WHAT THE TASK REQUIRES
Return the lines where the word "this" occurs.

(Stored data)

>> begin

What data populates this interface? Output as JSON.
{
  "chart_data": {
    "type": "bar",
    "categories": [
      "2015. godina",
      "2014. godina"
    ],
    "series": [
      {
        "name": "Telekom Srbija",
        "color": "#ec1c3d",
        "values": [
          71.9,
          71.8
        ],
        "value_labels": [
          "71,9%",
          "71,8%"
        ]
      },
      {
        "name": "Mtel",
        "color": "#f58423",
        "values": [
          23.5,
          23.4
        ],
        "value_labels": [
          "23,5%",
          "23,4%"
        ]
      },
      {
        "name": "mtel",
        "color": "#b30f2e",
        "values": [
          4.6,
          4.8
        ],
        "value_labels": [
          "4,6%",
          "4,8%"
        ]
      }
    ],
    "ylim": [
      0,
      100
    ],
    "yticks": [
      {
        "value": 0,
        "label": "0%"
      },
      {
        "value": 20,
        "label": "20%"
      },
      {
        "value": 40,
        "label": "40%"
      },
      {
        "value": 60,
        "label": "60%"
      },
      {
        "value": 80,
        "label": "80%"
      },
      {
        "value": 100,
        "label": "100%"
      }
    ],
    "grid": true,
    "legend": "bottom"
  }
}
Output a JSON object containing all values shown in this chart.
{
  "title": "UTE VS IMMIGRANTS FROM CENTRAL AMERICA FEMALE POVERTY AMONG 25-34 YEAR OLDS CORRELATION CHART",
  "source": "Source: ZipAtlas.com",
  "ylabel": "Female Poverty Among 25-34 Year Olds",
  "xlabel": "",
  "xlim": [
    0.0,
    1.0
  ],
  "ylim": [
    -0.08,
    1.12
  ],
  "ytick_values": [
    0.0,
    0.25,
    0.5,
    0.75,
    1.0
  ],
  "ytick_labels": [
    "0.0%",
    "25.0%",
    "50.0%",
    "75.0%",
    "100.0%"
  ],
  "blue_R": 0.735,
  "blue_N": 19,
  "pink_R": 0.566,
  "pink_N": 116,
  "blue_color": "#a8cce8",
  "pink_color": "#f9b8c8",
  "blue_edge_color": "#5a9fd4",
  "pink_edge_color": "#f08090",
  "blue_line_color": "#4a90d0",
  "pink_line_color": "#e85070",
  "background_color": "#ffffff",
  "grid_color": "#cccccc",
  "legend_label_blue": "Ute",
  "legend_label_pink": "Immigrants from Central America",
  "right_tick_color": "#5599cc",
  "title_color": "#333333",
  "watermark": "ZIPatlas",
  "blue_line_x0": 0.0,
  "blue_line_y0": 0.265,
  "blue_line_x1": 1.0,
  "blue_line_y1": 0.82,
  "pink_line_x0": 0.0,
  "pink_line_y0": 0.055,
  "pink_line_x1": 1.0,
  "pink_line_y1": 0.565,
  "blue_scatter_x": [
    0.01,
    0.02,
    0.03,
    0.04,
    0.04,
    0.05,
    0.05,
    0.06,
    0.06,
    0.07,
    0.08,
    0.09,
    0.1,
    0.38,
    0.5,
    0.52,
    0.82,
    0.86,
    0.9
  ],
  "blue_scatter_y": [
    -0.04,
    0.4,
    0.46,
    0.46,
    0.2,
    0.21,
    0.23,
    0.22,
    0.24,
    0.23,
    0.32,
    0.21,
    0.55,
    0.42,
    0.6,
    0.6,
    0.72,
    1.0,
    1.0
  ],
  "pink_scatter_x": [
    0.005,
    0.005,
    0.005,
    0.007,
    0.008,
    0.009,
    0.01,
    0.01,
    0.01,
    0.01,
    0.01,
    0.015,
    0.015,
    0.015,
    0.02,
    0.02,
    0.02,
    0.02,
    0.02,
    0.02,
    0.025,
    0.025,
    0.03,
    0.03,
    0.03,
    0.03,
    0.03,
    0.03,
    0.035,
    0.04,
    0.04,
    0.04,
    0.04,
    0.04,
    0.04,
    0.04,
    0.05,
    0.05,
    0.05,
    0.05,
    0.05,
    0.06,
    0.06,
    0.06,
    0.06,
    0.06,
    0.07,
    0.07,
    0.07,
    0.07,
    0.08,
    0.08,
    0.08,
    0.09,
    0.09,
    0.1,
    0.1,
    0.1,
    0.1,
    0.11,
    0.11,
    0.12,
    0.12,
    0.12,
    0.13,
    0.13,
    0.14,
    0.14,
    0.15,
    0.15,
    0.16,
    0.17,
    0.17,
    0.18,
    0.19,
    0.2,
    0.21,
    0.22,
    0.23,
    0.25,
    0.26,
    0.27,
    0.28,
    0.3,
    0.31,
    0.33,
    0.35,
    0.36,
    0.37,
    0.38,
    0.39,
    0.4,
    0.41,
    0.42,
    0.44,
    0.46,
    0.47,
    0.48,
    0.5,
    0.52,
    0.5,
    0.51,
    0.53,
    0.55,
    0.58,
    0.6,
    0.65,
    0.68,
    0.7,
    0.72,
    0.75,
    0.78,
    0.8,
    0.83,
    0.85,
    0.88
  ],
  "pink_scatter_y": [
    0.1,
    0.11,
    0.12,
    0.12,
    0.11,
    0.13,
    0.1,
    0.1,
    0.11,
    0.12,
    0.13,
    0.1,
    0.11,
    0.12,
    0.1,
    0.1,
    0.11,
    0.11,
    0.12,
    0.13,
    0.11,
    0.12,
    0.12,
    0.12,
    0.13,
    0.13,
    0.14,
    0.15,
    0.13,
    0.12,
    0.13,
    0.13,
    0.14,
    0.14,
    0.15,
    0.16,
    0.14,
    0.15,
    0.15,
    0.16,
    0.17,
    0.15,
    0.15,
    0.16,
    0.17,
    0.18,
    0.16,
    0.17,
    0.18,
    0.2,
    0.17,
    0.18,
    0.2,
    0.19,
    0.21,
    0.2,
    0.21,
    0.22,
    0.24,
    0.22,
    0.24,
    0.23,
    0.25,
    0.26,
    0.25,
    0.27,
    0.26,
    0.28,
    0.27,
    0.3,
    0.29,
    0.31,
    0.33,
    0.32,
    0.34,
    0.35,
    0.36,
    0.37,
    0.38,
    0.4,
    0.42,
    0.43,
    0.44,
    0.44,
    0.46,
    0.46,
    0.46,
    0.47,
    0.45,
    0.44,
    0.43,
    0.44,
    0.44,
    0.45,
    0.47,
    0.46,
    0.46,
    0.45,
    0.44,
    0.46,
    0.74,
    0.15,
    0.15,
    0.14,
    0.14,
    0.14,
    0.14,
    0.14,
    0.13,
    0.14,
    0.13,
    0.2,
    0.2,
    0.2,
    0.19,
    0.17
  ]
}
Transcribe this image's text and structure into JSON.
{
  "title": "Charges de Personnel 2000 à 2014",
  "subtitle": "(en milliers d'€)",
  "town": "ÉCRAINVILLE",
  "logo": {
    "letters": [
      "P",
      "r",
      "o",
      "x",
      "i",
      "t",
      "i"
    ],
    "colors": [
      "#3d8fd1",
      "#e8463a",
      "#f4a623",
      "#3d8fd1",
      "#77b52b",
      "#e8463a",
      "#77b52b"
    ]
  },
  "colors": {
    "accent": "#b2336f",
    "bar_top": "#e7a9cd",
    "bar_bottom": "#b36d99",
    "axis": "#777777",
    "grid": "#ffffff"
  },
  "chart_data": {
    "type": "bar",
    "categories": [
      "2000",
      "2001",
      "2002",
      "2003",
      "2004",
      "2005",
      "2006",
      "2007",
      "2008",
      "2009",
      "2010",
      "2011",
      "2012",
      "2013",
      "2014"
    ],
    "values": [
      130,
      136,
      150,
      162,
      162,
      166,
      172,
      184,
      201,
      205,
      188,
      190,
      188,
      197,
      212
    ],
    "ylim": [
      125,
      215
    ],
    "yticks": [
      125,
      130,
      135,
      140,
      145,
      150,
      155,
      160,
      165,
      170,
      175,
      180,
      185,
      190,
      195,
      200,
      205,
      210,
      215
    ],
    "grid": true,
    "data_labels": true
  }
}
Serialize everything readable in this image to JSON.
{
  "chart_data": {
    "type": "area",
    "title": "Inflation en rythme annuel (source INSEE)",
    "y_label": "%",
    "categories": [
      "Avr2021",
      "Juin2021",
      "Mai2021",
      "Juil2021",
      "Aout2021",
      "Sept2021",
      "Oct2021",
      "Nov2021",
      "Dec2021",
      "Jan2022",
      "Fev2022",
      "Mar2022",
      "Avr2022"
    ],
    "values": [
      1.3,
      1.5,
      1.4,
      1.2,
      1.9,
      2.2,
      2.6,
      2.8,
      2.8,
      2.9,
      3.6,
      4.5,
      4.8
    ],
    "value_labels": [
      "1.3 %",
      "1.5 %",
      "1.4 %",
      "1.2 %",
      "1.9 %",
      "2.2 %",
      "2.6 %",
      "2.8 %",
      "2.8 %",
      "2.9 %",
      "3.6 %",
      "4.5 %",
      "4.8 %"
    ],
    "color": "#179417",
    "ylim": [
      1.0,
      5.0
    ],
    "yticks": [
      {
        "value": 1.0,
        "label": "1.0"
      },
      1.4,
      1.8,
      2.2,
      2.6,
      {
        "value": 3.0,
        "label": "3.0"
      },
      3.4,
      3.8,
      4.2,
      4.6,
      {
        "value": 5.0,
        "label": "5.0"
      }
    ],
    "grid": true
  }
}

>> end

WRITTEN ANSWER
What data populates this interface? Output as JSON.
Output a JSON object containing all values shown in this chart.
Transcribe this image's text and structure into JSON.
Serialize everything readable in this image to JSON.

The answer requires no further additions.